Passage shown:
──────
Psychiatr News January 19, 2007
Volume 42, Number 2, page 16
© 2007 American Psychiatric Association
Mental Exercises Boost Functioning in Older Adults
Eve Bender
Older adults in a multisite study who received a brief period of
cognitive training had an easier time performing activities, such as taking
medication and responding to road signs, that might help them live more
independently.
A limited number of mental exercises helped older adults perform better on
cognitive tests and experience less difficulty in performing daily activities
than those who did not receive the training.
Moreover, the benefits for those who received the training were immediate
and lasted for as long as five years, or the duration of the study, according
to a report in the December 2006 Journal of the American Medical
Association.
Moreover, those who received booster training sessions performed three
times faster than those who received only the initial training sessions on
tasks such as preparing meals, balancing a checkbook, and finding numbers in a
phone book.
Not only does the study suggest that elderly people are capable of
improving their cognitive skills as they continue to age, but that the
cognitive gains may translate into improved functioning in everyday life, said
study author and researcher Michael Marsiske, Ph.D., an associate professor in
the Department of Clinical and Health Psychology at the University of
Florida.
──────
Dataset entries:
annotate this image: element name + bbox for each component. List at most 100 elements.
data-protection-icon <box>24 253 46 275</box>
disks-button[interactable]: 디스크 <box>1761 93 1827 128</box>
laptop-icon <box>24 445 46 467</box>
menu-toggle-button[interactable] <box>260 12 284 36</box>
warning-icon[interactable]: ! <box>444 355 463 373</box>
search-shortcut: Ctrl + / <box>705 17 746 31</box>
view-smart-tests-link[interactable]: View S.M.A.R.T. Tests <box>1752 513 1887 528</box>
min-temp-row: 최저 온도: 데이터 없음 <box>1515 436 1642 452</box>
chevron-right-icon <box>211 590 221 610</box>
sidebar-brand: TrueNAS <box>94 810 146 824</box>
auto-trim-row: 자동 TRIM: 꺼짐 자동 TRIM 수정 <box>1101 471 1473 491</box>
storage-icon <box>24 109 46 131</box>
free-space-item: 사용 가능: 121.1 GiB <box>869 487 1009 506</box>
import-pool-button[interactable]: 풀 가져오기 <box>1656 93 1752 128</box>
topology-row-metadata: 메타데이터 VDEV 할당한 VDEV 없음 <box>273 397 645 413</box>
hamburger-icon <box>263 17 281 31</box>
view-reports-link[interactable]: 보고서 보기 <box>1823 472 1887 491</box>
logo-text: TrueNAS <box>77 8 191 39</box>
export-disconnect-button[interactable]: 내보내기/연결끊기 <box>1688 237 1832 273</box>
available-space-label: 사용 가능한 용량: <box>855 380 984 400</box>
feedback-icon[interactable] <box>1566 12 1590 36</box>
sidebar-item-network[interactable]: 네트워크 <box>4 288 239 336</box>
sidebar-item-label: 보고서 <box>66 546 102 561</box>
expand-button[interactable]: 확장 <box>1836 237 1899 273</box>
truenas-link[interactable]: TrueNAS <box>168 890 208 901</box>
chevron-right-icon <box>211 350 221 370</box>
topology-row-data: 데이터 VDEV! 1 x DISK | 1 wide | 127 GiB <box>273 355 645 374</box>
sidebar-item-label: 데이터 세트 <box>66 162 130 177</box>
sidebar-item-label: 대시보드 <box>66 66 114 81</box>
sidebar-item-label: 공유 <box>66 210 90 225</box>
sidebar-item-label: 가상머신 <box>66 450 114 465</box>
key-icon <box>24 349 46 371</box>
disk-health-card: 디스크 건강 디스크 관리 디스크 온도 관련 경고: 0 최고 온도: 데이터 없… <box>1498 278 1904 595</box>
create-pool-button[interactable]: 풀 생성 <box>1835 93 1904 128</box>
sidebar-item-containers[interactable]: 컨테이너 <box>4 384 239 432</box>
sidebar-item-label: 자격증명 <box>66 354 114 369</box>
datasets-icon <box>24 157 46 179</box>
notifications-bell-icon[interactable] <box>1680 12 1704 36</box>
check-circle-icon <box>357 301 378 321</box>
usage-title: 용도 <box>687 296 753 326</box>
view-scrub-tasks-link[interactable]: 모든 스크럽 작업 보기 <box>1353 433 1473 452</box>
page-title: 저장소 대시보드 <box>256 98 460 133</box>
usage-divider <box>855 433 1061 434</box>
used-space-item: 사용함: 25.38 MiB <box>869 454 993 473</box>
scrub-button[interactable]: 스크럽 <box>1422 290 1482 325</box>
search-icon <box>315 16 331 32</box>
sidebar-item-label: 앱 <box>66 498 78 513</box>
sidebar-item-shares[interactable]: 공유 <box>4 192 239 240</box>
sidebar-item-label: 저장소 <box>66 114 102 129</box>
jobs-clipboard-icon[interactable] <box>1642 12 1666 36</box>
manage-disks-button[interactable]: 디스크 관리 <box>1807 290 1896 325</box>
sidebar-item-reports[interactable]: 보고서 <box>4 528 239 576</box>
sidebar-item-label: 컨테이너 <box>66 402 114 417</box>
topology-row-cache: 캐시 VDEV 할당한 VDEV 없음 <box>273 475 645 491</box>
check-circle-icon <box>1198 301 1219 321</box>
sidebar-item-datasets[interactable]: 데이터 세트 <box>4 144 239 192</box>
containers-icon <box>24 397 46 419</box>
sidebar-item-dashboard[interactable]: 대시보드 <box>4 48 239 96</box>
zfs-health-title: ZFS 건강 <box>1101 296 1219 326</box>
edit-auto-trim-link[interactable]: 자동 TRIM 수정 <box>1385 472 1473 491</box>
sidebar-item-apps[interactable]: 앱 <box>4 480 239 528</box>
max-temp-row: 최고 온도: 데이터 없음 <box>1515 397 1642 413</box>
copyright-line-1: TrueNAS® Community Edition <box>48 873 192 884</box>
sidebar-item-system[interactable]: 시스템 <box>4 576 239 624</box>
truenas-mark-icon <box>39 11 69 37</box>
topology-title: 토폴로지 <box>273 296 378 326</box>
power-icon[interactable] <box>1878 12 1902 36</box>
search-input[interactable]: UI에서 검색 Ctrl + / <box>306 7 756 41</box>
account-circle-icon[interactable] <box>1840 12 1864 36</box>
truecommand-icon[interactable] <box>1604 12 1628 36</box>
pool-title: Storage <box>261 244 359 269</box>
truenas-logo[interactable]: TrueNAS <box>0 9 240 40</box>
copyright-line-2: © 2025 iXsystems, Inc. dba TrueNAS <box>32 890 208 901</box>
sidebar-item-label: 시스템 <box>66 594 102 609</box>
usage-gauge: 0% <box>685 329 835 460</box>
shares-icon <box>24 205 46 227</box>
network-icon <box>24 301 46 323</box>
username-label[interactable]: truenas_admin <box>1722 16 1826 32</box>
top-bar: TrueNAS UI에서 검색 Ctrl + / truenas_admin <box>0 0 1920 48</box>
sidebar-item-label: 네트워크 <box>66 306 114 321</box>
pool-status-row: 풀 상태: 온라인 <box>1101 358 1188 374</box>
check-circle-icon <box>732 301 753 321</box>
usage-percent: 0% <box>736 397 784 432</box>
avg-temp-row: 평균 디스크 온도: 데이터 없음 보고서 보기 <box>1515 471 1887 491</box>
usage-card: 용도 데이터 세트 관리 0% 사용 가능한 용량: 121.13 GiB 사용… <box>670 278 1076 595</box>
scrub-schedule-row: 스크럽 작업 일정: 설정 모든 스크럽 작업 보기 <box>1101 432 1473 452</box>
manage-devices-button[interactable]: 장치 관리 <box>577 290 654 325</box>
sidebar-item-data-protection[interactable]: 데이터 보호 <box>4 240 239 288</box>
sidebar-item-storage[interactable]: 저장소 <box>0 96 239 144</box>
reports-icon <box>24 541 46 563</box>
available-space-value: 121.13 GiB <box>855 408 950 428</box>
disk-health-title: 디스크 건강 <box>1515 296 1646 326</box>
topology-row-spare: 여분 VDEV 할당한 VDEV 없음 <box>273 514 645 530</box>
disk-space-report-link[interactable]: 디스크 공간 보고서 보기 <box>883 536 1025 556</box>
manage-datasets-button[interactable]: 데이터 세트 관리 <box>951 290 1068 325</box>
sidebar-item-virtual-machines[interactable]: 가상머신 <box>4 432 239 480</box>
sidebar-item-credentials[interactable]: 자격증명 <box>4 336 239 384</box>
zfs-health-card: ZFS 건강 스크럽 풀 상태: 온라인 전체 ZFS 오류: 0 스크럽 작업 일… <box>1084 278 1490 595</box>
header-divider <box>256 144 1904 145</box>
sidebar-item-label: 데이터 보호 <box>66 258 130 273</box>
──────
Assignment:
From the article on mental exercises for older adults, extract the text starting at "A limited number" and ending at "Association.". The dataset entries have nothing to do with this.

Task result:
A limited number of mental exercises helped older adults perform better on
cognitive tests and experience less difficulty in performing daily activities
than those who did not receive the training.
Moreover, the benefits for those who received the training were immediate
and lasted for as long as five years, or the duration of the study, according
to a report in the December 2006 Journal of the American Medical
Association.